— Begin —

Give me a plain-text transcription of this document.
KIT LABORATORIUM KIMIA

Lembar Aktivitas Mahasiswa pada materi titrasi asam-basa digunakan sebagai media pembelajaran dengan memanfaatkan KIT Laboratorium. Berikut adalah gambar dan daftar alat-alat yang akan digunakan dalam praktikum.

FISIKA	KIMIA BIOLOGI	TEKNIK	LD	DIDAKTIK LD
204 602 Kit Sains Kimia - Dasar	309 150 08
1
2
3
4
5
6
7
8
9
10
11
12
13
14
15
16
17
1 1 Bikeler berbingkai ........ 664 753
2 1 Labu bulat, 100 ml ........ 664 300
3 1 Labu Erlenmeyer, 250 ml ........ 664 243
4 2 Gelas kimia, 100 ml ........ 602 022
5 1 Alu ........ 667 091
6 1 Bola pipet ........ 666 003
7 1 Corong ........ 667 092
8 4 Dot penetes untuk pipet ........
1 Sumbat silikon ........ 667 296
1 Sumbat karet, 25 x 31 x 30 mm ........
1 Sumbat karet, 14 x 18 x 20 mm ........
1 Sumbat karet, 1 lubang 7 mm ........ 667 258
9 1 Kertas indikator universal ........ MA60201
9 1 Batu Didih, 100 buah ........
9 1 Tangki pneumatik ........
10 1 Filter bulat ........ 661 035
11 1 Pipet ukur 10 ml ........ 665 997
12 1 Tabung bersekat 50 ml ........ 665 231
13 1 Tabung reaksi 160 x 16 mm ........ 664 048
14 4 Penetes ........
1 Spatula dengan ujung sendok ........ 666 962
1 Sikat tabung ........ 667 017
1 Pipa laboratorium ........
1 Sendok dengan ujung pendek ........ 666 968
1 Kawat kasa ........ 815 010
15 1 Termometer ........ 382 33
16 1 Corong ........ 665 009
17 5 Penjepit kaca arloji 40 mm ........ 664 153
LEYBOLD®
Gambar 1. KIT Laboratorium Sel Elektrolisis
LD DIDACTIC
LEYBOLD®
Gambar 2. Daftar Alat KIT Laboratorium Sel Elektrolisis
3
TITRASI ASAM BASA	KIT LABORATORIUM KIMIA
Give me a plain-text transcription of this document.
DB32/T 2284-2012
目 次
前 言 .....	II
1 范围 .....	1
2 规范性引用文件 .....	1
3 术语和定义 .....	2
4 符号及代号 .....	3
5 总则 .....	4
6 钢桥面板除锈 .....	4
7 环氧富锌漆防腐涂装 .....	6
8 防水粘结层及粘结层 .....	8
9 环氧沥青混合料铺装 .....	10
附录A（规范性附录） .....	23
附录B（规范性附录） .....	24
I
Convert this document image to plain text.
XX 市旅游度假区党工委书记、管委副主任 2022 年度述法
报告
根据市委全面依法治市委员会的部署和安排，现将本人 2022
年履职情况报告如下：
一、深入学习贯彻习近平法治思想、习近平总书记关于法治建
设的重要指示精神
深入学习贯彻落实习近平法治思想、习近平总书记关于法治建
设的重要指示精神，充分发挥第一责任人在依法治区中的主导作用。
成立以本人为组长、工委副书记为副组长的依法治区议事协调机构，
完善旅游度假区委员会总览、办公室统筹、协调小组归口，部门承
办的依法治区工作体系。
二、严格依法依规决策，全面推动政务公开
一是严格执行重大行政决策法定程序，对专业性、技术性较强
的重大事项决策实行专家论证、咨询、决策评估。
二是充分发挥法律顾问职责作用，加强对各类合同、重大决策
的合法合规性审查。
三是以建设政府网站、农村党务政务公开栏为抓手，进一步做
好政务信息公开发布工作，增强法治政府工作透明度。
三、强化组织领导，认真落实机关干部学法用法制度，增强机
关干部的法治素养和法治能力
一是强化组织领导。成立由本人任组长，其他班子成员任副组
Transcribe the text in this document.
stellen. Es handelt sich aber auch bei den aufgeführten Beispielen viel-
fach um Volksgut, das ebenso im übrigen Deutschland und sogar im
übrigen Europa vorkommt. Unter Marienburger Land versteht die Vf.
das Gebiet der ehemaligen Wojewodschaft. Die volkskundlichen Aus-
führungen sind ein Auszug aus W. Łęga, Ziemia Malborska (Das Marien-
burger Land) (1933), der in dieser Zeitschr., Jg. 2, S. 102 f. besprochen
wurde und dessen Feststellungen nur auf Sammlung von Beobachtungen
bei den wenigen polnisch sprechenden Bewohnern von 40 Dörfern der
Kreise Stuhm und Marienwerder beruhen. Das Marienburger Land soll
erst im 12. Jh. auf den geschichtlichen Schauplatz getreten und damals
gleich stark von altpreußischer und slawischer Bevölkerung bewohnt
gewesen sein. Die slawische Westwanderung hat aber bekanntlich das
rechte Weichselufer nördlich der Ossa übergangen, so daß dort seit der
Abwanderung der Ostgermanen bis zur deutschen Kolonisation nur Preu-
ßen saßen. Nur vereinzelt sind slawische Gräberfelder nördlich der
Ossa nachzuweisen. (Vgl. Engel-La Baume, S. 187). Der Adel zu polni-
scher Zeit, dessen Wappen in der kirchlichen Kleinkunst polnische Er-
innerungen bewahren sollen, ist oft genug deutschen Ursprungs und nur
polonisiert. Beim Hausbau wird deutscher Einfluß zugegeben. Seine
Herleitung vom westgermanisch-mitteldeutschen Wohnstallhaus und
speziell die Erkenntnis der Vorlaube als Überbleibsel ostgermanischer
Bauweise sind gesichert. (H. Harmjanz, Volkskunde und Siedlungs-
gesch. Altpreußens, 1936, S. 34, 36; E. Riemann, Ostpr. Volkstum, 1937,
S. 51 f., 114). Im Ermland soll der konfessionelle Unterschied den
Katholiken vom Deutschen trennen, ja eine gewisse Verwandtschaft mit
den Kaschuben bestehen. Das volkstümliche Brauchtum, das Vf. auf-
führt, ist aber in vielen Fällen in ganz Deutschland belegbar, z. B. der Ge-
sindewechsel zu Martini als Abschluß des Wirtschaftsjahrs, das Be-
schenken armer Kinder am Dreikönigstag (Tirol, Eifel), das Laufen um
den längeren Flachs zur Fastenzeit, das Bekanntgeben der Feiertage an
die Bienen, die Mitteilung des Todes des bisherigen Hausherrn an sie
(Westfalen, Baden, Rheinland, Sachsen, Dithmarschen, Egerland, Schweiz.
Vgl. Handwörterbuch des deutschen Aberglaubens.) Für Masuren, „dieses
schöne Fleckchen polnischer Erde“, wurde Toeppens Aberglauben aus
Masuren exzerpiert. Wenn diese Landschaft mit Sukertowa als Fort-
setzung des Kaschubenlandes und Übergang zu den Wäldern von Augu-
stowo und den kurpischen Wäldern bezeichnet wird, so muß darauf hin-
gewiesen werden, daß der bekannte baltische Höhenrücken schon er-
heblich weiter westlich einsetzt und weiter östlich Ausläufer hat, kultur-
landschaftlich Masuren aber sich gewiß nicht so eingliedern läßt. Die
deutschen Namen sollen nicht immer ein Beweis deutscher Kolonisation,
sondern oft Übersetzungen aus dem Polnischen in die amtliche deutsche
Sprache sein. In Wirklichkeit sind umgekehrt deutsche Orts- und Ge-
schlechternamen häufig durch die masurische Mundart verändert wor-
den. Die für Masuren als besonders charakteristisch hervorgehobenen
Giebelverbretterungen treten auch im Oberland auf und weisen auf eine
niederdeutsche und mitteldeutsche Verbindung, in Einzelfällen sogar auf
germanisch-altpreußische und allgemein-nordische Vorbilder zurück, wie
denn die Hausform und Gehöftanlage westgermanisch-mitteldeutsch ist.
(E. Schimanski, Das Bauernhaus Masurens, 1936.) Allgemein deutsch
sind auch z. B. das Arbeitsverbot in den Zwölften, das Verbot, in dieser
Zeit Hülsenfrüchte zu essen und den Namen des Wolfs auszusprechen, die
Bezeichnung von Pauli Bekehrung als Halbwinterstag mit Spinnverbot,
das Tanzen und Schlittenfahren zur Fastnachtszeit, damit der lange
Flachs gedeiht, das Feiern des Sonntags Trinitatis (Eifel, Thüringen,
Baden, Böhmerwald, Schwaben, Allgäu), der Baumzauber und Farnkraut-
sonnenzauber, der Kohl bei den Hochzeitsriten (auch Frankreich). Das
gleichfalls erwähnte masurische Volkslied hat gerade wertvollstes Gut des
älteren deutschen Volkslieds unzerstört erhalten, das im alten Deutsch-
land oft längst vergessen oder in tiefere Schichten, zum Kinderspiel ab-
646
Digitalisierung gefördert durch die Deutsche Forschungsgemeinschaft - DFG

— End —

How many lines in the entries contain the string "sogar"? Answer with the number only.

2